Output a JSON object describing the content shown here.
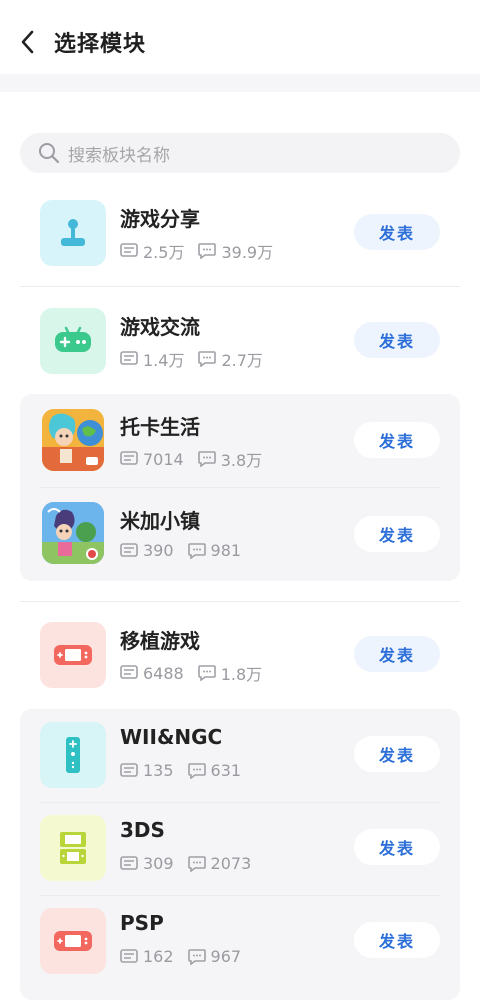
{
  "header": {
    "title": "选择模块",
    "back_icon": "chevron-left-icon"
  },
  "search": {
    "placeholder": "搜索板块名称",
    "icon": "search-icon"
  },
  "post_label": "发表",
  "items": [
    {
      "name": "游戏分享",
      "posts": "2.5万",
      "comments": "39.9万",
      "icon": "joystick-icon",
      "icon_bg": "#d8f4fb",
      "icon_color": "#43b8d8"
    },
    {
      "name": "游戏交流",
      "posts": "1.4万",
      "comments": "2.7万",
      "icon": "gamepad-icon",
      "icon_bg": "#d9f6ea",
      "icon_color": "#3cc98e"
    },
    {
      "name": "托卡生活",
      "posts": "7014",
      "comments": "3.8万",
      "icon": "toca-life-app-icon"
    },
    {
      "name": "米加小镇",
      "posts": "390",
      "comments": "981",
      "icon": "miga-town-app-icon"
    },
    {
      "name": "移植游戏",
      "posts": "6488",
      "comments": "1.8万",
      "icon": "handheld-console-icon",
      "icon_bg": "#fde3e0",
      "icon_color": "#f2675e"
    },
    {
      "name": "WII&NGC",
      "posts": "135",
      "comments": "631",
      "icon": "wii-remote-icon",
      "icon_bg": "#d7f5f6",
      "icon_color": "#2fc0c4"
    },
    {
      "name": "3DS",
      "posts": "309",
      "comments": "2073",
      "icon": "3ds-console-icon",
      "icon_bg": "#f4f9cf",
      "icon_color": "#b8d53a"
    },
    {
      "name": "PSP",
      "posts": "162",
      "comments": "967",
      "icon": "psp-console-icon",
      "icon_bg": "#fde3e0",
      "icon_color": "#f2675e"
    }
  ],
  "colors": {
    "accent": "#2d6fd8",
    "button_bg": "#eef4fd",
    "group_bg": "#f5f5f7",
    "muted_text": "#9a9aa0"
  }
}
#####
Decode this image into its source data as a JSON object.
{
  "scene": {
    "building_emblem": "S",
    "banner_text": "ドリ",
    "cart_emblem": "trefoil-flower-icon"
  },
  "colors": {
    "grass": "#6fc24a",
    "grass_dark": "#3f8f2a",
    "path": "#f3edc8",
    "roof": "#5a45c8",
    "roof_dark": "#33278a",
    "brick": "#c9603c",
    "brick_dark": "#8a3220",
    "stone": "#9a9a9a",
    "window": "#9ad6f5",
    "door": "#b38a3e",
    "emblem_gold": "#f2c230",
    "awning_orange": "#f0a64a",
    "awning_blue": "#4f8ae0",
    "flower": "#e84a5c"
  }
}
#####
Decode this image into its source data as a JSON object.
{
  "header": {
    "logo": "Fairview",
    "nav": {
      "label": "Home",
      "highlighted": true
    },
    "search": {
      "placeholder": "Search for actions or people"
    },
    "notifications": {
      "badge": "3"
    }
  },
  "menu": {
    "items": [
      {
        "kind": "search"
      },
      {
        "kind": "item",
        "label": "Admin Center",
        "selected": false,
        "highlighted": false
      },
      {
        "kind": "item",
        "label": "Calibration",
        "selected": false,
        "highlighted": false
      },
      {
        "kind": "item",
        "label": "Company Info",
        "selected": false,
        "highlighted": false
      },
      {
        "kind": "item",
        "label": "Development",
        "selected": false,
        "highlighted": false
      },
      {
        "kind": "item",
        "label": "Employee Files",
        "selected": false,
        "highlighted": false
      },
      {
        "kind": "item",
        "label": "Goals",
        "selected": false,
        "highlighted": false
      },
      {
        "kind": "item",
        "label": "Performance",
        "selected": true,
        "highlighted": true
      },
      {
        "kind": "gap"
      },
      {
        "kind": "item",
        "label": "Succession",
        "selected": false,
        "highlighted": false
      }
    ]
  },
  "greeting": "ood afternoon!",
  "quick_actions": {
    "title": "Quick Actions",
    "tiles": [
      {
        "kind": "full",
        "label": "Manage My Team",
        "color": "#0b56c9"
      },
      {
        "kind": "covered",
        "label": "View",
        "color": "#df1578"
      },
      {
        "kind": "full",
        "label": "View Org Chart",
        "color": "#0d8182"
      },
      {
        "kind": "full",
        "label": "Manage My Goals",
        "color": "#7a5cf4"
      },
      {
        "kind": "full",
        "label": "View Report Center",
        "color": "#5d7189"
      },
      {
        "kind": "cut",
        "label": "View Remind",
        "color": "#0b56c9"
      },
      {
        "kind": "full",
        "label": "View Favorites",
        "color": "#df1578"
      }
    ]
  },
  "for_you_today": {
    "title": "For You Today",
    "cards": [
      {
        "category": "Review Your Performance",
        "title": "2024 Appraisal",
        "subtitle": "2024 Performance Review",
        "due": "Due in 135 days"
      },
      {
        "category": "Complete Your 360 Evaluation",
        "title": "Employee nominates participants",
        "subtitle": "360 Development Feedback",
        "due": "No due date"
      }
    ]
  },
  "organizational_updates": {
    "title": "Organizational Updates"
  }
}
#####
* **Given instruction**
Report how many lines in the entries hold the string "posts". Nothing but the number is wanted.

* **Exercise result**
8